### DATA SUPPLIED

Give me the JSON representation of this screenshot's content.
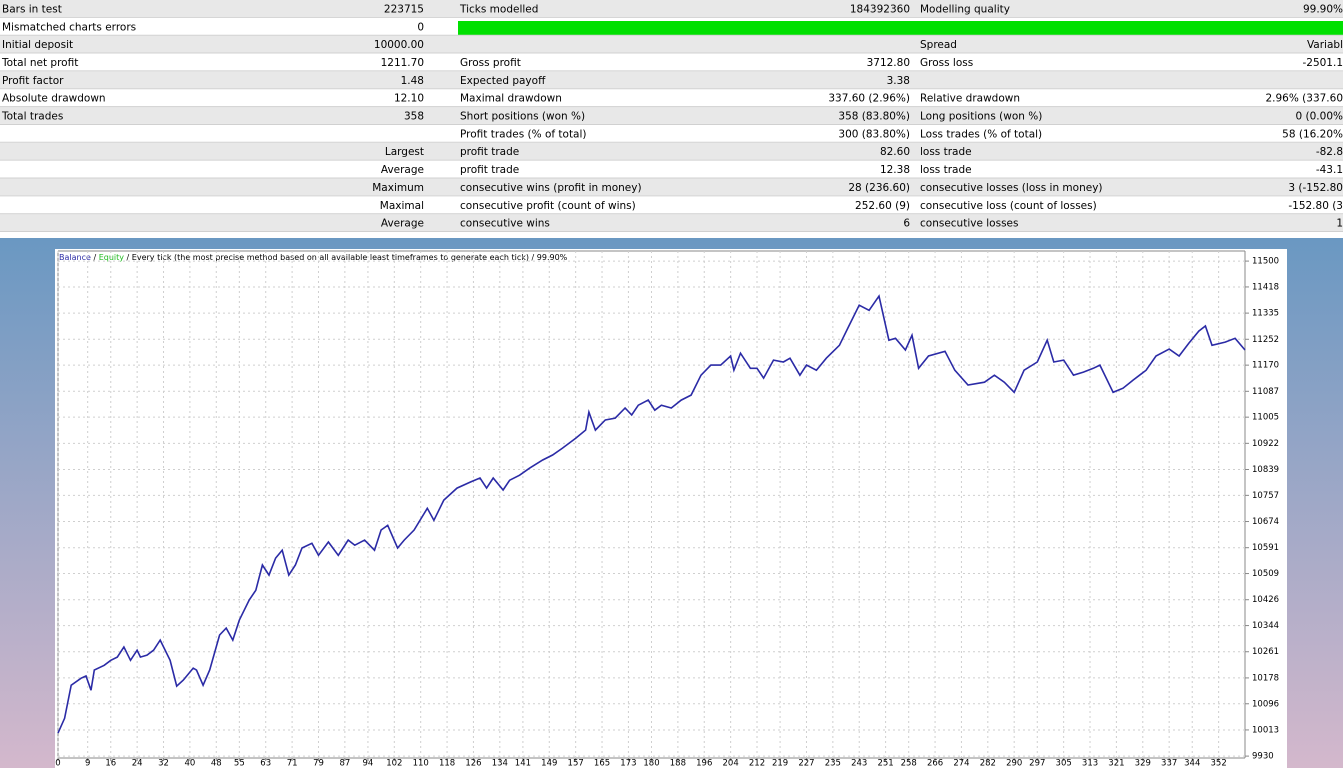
{
  "table": {
    "rows": [
      {
        "label": "Bars in test",
        "value": "223715",
        "label2": "Ticks modelled",
        "value2": "184392360",
        "label3": "Modelling quality",
        "value3": "99.90%"
      },
      {
        "label": "Mismatched charts errors",
        "value": "0"
      },
      {
        "label": "Initial deposit",
        "value": "10000.00",
        "label3": "Spread",
        "value3": "Variabl"
      },
      {
        "label": "Total net profit",
        "value": "1211.70",
        "label2": "Gross profit",
        "value2": "3712.80",
        "label3": "Gross loss",
        "value3": "-2501.1"
      },
      {
        "label": "Profit factor",
        "value": "1.48",
        "label2": "Expected payoff",
        "value2": "3.38"
      },
      {
        "label": "Absolute drawdown",
        "value": "12.10",
        "label2": "Maximal drawdown",
        "value2": "337.60 (2.96%)",
        "label3": "Relative drawdown",
        "value3": "2.96% (337.60"
      },
      {
        "label": "Total trades",
        "value": "358",
        "label2": "Short positions (won %)",
        "value2": "358 (83.80%)",
        "label3": "Long positions (won %)",
        "value3": "0 (0.00%"
      },
      {
        "label2": "Profit trades (% of total)",
        "value2": "300 (83.80%)",
        "label3": "Loss trades (% of total)",
        "value3": "58 (16.20%"
      },
      {
        "side": "Largest",
        "label2": "profit trade",
        "value2": "82.60",
        "label3": "loss trade",
        "value3": "-82.8"
      },
      {
        "side": "Average",
        "label2": "profit trade",
        "value2": "12.38",
        "label3": "loss trade",
        "value3": "-43.1"
      },
      {
        "side": "Maximum",
        "label2": "consecutive wins (profit in money)",
        "value2": "28 (236.60)",
        "label3": "consecutive losses (loss in money)",
        "value3": "3 (-152.80"
      },
      {
        "side": "Maximal",
        "label2": "consecutive profit (count of wins)",
        "value2": "252.60 (9)",
        "label3": "consecutive loss (count of losses)",
        "value3": "-152.80 (3"
      },
      {
        "side": "Average",
        "label2": "consecutive wins",
        "value2": "6",
        "label3": "consecutive losses",
        "value3": "1"
      }
    ]
  },
  "chart_data": {
    "type": "line",
    "equity_label": "Equity",
    "separator": "/",
    "subtitle": "/ Every tick (the most precise method based on all available least timeframes to generate each tick) / 99.90%",
    "x": [
      0,
      2,
      4,
      7,
      8.5,
      10,
      11,
      14,
      16,
      18,
      20,
      22,
      24,
      25,
      27,
      29,
      31,
      34,
      36,
      38,
      41,
      42,
      44,
      46,
      49,
      51,
      53,
      55,
      58,
      60,
      62,
      64,
      66,
      68,
      70,
      72,
      74,
      77,
      79,
      82,
      85,
      88,
      90,
      93,
      96,
      98,
      100,
      103,
      105,
      108,
      112,
      114,
      117,
      121,
      125,
      128,
      130,
      132,
      135,
      137,
      140,
      143,
      147,
      150,
      153,
      157,
      160,
      161,
      163,
      166,
      169,
      172,
      174,
      176,
      179,
      181,
      183,
      186,
      189,
      192,
      195,
      198,
      201,
      204,
      205,
      207,
      210,
      212,
      214,
      217,
      220,
      222,
      225,
      227,
      230,
      233,
      237,
      240,
      243,
      246,
      249,
      252,
      254,
      257,
      259,
      261,
      264,
      269,
      272,
      276,
      281,
      284,
      287,
      290,
      293,
      297,
      300,
      302,
      305,
      308,
      311,
      314,
      316,
      320,
      323,
      326,
      330,
      333,
      337,
      340,
      343,
      346,
      348,
      350,
      354,
      357,
      360
    ],
    "series": [
      {
        "name": "Balance",
        "color": "#2b2ba6",
        "values": [
          10003,
          10050,
          10155,
          10177,
          10184,
          10139,
          10203,
          10218,
          10234,
          10244,
          10276,
          10234,
          10266,
          10244,
          10250,
          10266,
          10298,
          10234,
          10152,
          10171,
          10209,
          10203,
          10155,
          10203,
          10314,
          10336,
          10298,
          10361,
          10425,
          10456,
          10536,
          10504,
          10558,
          10583,
          10504,
          10536,
          10590,
          10605,
          10567,
          10609,
          10567,
          10615,
          10599,
          10615,
          10583,
          10647,
          10662,
          10590,
          10615,
          10647,
          10716,
          10678,
          10742,
          10780,
          10799,
          10812,
          10780,
          10812,
          10774,
          10805,
          10821,
          10843,
          10869,
          10885,
          10907,
          10938,
          10964,
          11021,
          10964,
          10996,
          11002,
          11034,
          11012,
          11043,
          11059,
          11027,
          11043,
          11034,
          11059,
          11075,
          11138,
          11170,
          11170,
          11199,
          11154,
          11208,
          11160,
          11160,
          11129,
          11186,
          11180,
          11192,
          11138,
          11170,
          11154,
          11192,
          11233,
          11297,
          11360,
          11344,
          11389,
          11249,
          11255,
          11218,
          11265,
          11160,
          11199,
          11214,
          11154,
          11107,
          11116,
          11138,
          11116,
          11084,
          11154,
          11180,
          11249,
          11180,
          11186,
          11138,
          11148,
          11160,
          11170,
          11084,
          11097,
          11122,
          11154,
          11199,
          11221,
          11199,
          11240,
          11278,
          11294,
          11233,
          11243,
          11255,
          11218
        ]
      }
    ],
    "equity_color": "#22bb22",
    "xlim": [
      0,
      360
    ],
    "ylim": [
      9924,
      11532
    ],
    "xticks": [
      0,
      9,
      16,
      24,
      32,
      40,
      48,
      55,
      63,
      71,
      79,
      87,
      94,
      102,
      110,
      118,
      126,
      134,
      141,
      149,
      157,
      165,
      173,
      180,
      188,
      196,
      204,
      212,
      219,
      227,
      235,
      243,
      251,
      258,
      266,
      274,
      282,
      290,
      297,
      305,
      313,
      321,
      329,
      337,
      344,
      352
    ],
    "yticks": [
      11500,
      11418,
      11335,
      11252,
      11170,
      11087,
      11005,
      10922,
      10839,
      10757,
      10674,
      10591,
      10509,
      10426,
      10344,
      10261,
      10178,
      10096,
      10013,
      9930
    ],
    "grid": true
  }
}
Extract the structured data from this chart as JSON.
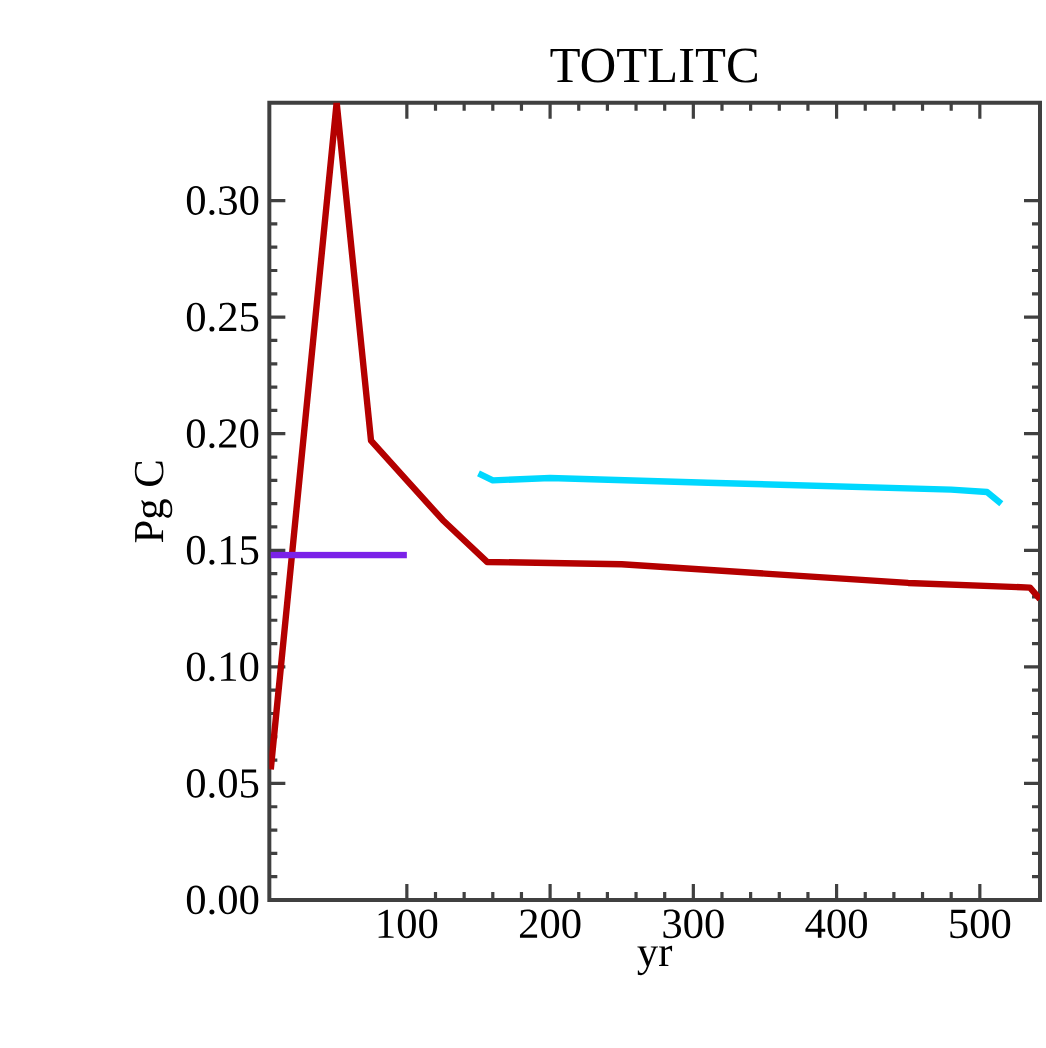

######

Go through the entries above and output them exactly, without pictures.

Give me the JSON representation of this screenshot's content.
{
  "table": {
    "rows": [
      {
        "label": "Bars in test",
        "value": "223715",
        "label2": "Ticks modelled",
        "value2": "184392360",
        "label3": "Modelling quality",
        "value3": "99.90%"
      },
      {
        "label": "Mismatched charts errors",
        "value": "0"
      },
      {
        "label": "Initial deposit",
        "value": "10000.00",
        "label3": "Spread",
        "value3": "Variabl"
      },
      {
        "label": "Total net profit",
        "value": "1211.70",
        "label2": "Gross profit",
        "value2": "3712.80",
        "label3": "Gross loss",
        "value3": "-2501.1"
      },
      {
        "label": "Profit factor",
        "value": "1.48",
        "label2": "Expected payoff",
        "value2": "3.38"
      },
      {
        "label": "Absolute drawdown",
        "value": "12.10",
        "label2": "Maximal drawdown",
        "value2": "337.60 (2.96%)",
        "label3": "Relative drawdown",
        "value3": "2.96% (337.60"
      },
      {
        "label": "Total trades",
        "value": "358",
        "label2": "Short positions (won %)",
        "value2": "358 (83.80%)",
        "label3": "Long positions (won %)",
        "value3": "0 (0.00%"
      },
      {
        "label2": "Profit trades (% of total)",
        "value2": "300 (83.80%)",
        "label3": "Loss trades (% of total)",
        "value3": "58 (16.20%"
      },
      {
        "side": "Largest",
        "label2": "profit trade",
        "value2": "82.60",
        "label3": "loss trade",
        "value3": "-82.8"
      },
      {
        "side": "Average",
        "label2": "profit trade",
        "value2": "12.38",
        "label3": "loss trade",
        "value3": "-43.1"
      },
      {
        "side": "Maximum",
        "label2": "consecutive wins (profit in money)",
        "value2": "28 (236.60)",
        "label3": "consecutive losses (loss in money)",
        "value3": "3 (-152.80"
      },
      {
        "side": "Maximal",
        "label2": "consecutive profit (count of wins)",
        "value2": "252.60 (9)",
        "label3": "consecutive loss (count of losses)",
        "value3": "-152.80 (3"
      },
      {
        "side": "Average",
        "label2": "consecutive wins",
        "value2": "6",
        "label3": "consecutive losses",
        "value3": "1"
      }
    ]
  },
  "chart_data": {
    "type": "line",
    "equity_label": "Equity",
    "separator": "/",
    "subtitle": "/ Every tick (the most precise method based on all available least timeframes to generate each tick) / 99.90%",
    "x": [
      0,
      2,
      4,
      7,
      8.5,
      10,
      11,
      14,
      16,
      18,
      20,
      22,
      24,
      25,
      27,
      29,
      31,
      34,
      36,
      38,
      41,
      42,
      44,
      46,
      49,
      51,
      53,
      55,
      58,
      60,
      62,
      64,
      66,
      68,
      70,
      72,
      74,
      77,
      79,
      82,
      85,
      88,
      90,
      93,
      96,
      98,
      100,
      103,
      105,
      108,
      112,
      114,
      117,
      121,
      125,
      128,
      130,
      132,
      135,
      137,
      140,
      143,
      147,
      150,
      153,
      157,
      160,
      161,
      163,
      166,
      169,
      172,
      174,
      176,
      179,
      181,
      183,
      186,
      189,
      192,
      195,
      198,
      201,
      204,
      205,
      207,
      210,
      212,
      214,
      217,
      220,
      222,
      225,
      227,
      230,
      233,
      237,
      240,
      243,
      246,
      249,
      252,
      254,
      257,
      259,
      261,
      264,
      269,
      272,
      276,
      281,
      284,
      287,
      290,
      293,
      297,
      300,
      302,
      305,
      308,
      311,
      314,
      316,
      320,
      323,
      326,
      330,
      333,
      337,
      340,
      343,
      346,
      348,
      350,
      354,
      357,
      360
    ],
    "series": [
      {
        "name": "Balance",
        "color": "#2b2ba6",
        "values": [
          10003,
          10050,
          10155,
          10177,
          10184,
          10139,
          10203,
          10218,
          10234,
          10244,
          10276,
          10234,
          10266,
          10244,
          10250,
          10266,
          10298,
          10234,
          10152,
          10171,
          10209,
          10203,
          10155,
          10203,
          10314,
          10336,
          10298,
          10361,
          10425,
          10456,
          10536,
          10504,
          10558,
          10583,
          10504,
          10536,
          10590,
          10605,
          10567,
          10609,
          10567,
          10615,
          10599,
          10615,
          10583,
          10647,
          10662,
          10590,
          10615,
          10647,
          10716,
          10678,
          10742,
          10780,
          10799,
          10812,
          10780,
          10812,
          10774,
          10805,
          10821,
          10843,
          10869,
          10885,
          10907,
          10938,
          10964,
          11021,
          10964,
          10996,
          11002,
          11034,
          11012,
          11043,
          11059,
          11027,
          11043,
          11034,
          11059,
          11075,
          11138,
          11170,
          11170,
          11199,
          11154,
          11208,
          11160,
          11160,
          11129,
          11186,
          11180,
          11192,
          11138,
          11170,
          11154,
          11192,
          11233,
          11297,
          11360,
          11344,
          11389,
          11249,
          11255,
          11218,
          11265,
          11160,
          11199,
          11214,
          11154,
          11107,
          11116,
          11138,
          11116,
          11084,
          11154,
          11180,
          11249,
          11180,
          11186,
          11138,
          11148,
          11160,
          11170,
          11084,
          11097,
          11122,
          11154,
          11199,
          11221,
          11199,
          11240,
          11278,
          11294,
          11233,
          11243,
          11255,
          11218
        ]
      }
    ],
    "equity_color": "#22bb22",
    "xlim": [
      0,
      360
    ],
    "ylim": [
      9924,
      11532
    ],
    "xticks": [
      0,
      9,
      16,
      24,
      32,
      40,
      48,
      55,
      63,
      71,
      79,
      87,
      94,
      102,
      110,
      118,
      126,
      134,
      141,
      149,
      157,
      165,
      173,
      180,
      188,
      196,
      204,
      212,
      219,
      227,
      235,
      243,
      251,
      258,
      266,
      274,
      282,
      290,
      297,
      305,
      313,
      321,
      329,
      337,
      344,
      352
    ],
    "yticks": [
      11500,
      11418,
      11335,
      11252,
      11170,
      11087,
      11005,
      10922,
      10839,
      10757,
      10674,
      10591,
      10509,
      10426,
      10344,
      10261,
      10178,
      10096,
      10013,
      9930
    ],
    "grid": true
  }
}
Extract the structured data from this chart as JSON.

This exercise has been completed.